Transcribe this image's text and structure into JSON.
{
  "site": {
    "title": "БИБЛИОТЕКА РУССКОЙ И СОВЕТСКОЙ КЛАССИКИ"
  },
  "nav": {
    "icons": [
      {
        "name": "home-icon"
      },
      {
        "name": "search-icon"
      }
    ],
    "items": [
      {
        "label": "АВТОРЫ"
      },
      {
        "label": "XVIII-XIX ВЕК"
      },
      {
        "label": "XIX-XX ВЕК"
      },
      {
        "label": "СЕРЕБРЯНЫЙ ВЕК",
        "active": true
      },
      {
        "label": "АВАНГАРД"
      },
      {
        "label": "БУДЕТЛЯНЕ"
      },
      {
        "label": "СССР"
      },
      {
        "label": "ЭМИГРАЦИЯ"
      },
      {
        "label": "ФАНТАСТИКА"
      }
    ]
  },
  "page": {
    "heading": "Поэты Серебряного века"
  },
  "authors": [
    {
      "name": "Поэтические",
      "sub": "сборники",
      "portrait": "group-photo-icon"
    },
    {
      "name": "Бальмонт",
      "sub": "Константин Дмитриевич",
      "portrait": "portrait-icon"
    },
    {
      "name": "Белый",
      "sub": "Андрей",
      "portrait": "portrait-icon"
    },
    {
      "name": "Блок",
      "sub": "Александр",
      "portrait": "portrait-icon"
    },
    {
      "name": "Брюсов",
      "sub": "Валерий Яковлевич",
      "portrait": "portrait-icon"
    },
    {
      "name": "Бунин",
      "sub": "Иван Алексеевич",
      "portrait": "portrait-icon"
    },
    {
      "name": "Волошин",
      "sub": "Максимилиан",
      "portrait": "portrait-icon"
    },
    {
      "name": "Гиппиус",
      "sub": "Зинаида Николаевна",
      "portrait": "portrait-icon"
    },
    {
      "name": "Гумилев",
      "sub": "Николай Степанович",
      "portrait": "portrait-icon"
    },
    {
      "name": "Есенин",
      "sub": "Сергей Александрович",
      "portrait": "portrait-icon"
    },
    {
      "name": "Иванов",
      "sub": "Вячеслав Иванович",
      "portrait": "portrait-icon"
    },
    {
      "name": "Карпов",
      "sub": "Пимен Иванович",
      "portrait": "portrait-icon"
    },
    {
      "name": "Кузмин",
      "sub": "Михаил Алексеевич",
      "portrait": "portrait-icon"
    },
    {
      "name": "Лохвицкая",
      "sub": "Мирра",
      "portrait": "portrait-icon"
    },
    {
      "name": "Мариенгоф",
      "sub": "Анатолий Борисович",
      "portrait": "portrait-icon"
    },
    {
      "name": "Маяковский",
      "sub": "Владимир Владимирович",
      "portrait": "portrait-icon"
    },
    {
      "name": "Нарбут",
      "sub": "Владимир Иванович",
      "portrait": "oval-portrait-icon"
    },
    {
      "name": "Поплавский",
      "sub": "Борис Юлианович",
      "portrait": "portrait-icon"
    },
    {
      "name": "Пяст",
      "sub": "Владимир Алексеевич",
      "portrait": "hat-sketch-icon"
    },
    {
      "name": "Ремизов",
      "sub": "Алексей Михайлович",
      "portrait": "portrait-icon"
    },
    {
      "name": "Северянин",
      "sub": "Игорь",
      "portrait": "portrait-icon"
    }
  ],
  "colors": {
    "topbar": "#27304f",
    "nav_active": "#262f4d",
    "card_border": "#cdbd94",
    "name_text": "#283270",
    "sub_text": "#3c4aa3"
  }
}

*GIVEN TASK*. Please output the entries above, every line exactly as it reads.

*RESPONSE*.
Transcribe this image's text and structure into JSON.
{
  "site": {
    "title": "БИБЛИОТЕКА РУССКОЙ И СОВЕТСКОЙ КЛАССИКИ"
  },
  "nav": {
    "icons": [
      {
        "name": "home-icon"
      },
      {
        "name": "search-icon"
      }
    ],
    "items": [
      {
        "label": "АВТОРЫ"
      },
      {
        "label": "XVIII-XIX ВЕК"
      },
      {
        "label": "XIX-XX ВЕК"
      },
      {
        "label": "СЕРЕБРЯНЫЙ ВЕК",
        "active": true
      },
      {
        "label": "АВАНГАРД"
      },
      {
        "label": "БУДЕТЛЯНЕ"
      },
      {
        "label": "СССР"
      },
      {
        "label": "ЭМИГРАЦИЯ"
      },
      {
        "label": "ФАНТАСТИКА"
      }
    ]
  },
  "page": {
    "heading": "Поэты Серебряного века"
  },
  "authors": [
    {
      "name": "Поэтические",
      "sub": "сборники",
      "portrait": "group-photo-icon"
    },
    {
      "name": "Бальмонт",
      "sub": "Константин Дмитриевич",
      "portrait": "portrait-icon"
    },
    {
      "name": "Белый",
      "sub": "Андрей",
      "portrait": "portrait-icon"
    },
    {
      "name": "Блок",
      "sub": "Александр",
      "portrait": "portrait-icon"
    },
    {
      "name": "Брюсов",
      "sub": "Валерий Яковлевич",
      "portrait": "portrait-icon"
    },
    {
      "name": "Бунин",
      "sub": "Иван Алексеевич",
      "portrait": "portrait-icon"
    },
    {
      "name": "Волошин",
      "sub": "Максимилиан",
      "portrait": "portrait-icon"
    },
    {
      "name": "Гиппиус",
      "sub": "Зинаида Николаевна",
      "portrait": "portrait-icon"
    },
    {
      "name": "Гумилев",
      "sub": "Николай Степанович",
      "portrait": "portrait-icon"
    },
    {
      "name": "Есенин",
      "sub": "Сергей Александрович",
      "portrait": "portrait-icon"
    },
    {
      "name": "Иванов",
      "sub": "Вячеслав Иванович",
      "portrait": "portrait-icon"
    },
    {
      "name": "Карпов",
      "sub": "Пимен Иванович",
      "portrait": "portrait-icon"
    },
    {
      "name": "Кузмин",
      "sub": "Михаил Алексеевич",
      "portrait": "portrait-icon"
    },
    {
      "name": "Лохвицкая",
      "sub": "Мирра",
      "portrait": "portrait-icon"
    },
    {
      "name": "Мариенгоф",
      "sub": "Анатолий Борисович",
      "portrait": "portrait-icon"
    },
    {
      "name": "Маяковский",
      "sub": "Владимир Владимирович",
      "portrait": "portrait-icon"
    },
    {
      "name": "Нарбут",
      "sub": "Владимир Иванович",
      "portrait": "oval-portrait-icon"
    },
    {
      "name": "Поплавский",
      "sub": "Борис Юлианович",
      "portrait": "portrait-icon"
    },
    {
      "name": "Пяст",
      "sub": "Владимир Алексеевич",
      "portrait": "hat-sketch-icon"
    },
    {
      "name": "Ремизов",
      "sub": "Алексей Михайлович",
      "portrait": "portrait-icon"
    },
    {
      "name": "Северянин",
      "sub": "Игорь",
      "portrait": "portrait-icon"
    }
  ],
  "colors": {
    "topbar": "#27304f",
    "nav_active": "#262f4d",
    "card_border": "#cdbd94",
    "name_text": "#283270",
    "sub_text": "#3c4aa3"
  }
}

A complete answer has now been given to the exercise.